### Provided records:
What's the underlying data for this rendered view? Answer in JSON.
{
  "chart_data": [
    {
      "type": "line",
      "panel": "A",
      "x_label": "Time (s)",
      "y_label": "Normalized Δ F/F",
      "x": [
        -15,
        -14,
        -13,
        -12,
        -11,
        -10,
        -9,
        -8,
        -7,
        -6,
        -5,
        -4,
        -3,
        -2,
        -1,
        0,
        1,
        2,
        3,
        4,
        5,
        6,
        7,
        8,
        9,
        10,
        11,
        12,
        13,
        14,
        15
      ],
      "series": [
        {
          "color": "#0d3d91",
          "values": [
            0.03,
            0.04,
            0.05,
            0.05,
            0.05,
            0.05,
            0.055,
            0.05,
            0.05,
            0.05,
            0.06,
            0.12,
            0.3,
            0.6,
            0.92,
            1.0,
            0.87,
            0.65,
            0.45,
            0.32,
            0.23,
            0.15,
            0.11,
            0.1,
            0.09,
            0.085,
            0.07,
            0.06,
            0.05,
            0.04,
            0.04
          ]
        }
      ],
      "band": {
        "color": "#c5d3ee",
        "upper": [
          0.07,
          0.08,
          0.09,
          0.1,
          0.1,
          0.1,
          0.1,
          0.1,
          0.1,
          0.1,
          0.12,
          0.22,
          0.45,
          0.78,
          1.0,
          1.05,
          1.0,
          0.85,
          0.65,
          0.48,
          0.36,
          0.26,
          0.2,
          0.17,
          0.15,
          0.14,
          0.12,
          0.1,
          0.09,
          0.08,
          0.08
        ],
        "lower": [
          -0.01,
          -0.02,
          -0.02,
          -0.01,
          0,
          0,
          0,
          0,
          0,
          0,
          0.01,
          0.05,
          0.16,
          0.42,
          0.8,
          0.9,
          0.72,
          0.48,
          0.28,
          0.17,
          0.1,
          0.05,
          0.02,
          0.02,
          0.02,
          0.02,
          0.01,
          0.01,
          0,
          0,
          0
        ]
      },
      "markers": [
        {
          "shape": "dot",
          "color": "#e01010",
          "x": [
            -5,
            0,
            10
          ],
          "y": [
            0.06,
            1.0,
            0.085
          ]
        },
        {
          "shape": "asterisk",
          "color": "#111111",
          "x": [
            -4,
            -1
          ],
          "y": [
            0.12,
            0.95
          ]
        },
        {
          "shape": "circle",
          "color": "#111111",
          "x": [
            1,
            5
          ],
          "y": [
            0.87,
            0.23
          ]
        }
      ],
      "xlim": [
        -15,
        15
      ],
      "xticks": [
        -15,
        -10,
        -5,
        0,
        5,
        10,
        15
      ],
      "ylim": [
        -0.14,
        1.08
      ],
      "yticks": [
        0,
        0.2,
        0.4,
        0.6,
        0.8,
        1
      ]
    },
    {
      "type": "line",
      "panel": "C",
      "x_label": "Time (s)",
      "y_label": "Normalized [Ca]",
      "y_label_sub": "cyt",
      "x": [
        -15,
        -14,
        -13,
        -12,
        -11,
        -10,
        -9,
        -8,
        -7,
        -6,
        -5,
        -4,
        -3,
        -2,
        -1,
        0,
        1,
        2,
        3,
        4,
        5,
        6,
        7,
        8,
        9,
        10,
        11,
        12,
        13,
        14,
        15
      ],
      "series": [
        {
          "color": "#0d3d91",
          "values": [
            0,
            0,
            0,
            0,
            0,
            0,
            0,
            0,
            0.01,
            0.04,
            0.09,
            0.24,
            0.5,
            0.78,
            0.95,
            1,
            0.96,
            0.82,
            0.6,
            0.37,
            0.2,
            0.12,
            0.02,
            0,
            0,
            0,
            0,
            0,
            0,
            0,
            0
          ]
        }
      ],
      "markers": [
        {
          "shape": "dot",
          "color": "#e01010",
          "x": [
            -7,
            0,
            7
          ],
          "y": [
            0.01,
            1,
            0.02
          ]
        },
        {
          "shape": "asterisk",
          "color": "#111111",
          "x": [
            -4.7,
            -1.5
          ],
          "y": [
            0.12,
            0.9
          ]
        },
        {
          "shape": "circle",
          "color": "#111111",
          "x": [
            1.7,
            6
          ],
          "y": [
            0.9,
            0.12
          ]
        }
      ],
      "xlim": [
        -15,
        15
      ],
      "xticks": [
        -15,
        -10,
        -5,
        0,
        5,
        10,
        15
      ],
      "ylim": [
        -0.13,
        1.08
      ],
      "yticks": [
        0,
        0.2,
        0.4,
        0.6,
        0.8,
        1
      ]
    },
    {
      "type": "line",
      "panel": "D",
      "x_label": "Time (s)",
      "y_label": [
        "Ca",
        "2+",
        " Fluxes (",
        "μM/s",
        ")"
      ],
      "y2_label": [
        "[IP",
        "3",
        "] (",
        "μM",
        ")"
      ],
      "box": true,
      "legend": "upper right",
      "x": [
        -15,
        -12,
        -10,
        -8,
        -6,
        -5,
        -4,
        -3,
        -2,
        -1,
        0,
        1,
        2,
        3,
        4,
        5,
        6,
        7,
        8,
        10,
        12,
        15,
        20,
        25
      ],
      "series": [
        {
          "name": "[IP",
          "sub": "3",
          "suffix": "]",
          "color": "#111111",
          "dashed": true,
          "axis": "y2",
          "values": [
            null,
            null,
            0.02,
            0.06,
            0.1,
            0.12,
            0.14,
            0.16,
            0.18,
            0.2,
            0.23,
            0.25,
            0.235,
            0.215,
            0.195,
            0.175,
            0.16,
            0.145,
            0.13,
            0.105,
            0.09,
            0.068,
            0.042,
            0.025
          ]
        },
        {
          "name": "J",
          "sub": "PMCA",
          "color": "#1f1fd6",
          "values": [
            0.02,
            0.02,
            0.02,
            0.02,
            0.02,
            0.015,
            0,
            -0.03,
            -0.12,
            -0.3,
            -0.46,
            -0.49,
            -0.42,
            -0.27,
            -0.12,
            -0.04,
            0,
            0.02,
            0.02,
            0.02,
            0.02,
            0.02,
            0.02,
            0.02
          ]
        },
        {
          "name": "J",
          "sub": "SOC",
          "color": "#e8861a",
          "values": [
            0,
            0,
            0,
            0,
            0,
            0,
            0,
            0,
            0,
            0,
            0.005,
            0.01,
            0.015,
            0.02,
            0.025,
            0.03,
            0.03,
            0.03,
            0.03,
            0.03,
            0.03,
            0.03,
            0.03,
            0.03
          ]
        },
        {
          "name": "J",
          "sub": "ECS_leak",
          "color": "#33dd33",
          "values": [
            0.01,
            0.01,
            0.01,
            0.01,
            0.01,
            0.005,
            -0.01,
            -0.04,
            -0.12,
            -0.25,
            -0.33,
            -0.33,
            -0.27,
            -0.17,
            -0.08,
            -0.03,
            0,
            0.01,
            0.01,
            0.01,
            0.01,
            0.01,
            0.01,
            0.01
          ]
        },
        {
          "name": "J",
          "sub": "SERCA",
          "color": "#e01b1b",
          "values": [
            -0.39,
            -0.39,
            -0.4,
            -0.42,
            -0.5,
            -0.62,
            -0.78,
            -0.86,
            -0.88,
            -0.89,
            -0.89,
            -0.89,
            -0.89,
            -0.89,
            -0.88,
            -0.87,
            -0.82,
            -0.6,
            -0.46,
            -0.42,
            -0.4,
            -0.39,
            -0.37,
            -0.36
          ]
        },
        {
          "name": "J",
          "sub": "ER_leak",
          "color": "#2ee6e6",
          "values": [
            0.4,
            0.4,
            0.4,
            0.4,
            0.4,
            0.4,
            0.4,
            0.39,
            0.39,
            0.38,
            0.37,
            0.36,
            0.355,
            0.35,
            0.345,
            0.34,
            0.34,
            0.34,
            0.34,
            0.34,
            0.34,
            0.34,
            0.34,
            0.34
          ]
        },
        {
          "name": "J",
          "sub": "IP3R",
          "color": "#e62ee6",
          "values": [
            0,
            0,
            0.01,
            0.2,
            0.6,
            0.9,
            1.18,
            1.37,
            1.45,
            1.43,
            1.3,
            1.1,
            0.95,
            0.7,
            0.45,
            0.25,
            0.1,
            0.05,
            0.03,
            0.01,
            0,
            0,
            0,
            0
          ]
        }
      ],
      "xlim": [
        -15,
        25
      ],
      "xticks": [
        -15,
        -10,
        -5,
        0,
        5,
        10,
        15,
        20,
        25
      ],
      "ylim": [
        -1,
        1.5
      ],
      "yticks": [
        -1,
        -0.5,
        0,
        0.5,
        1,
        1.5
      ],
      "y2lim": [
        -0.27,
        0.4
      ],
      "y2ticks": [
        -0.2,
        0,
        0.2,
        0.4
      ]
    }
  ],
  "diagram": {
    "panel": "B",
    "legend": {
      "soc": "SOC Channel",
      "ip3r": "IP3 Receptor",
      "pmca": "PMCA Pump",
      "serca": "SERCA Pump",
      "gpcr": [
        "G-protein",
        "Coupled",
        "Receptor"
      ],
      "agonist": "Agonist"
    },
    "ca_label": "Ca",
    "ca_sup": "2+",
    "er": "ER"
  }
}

### What is needed:
Look for the string "Normalized" in the entries above. Copy every line that has it.

### Your solution:
      "y_label": "Normalized Δ F/F",
      "y_label": "Normalized [Ca]",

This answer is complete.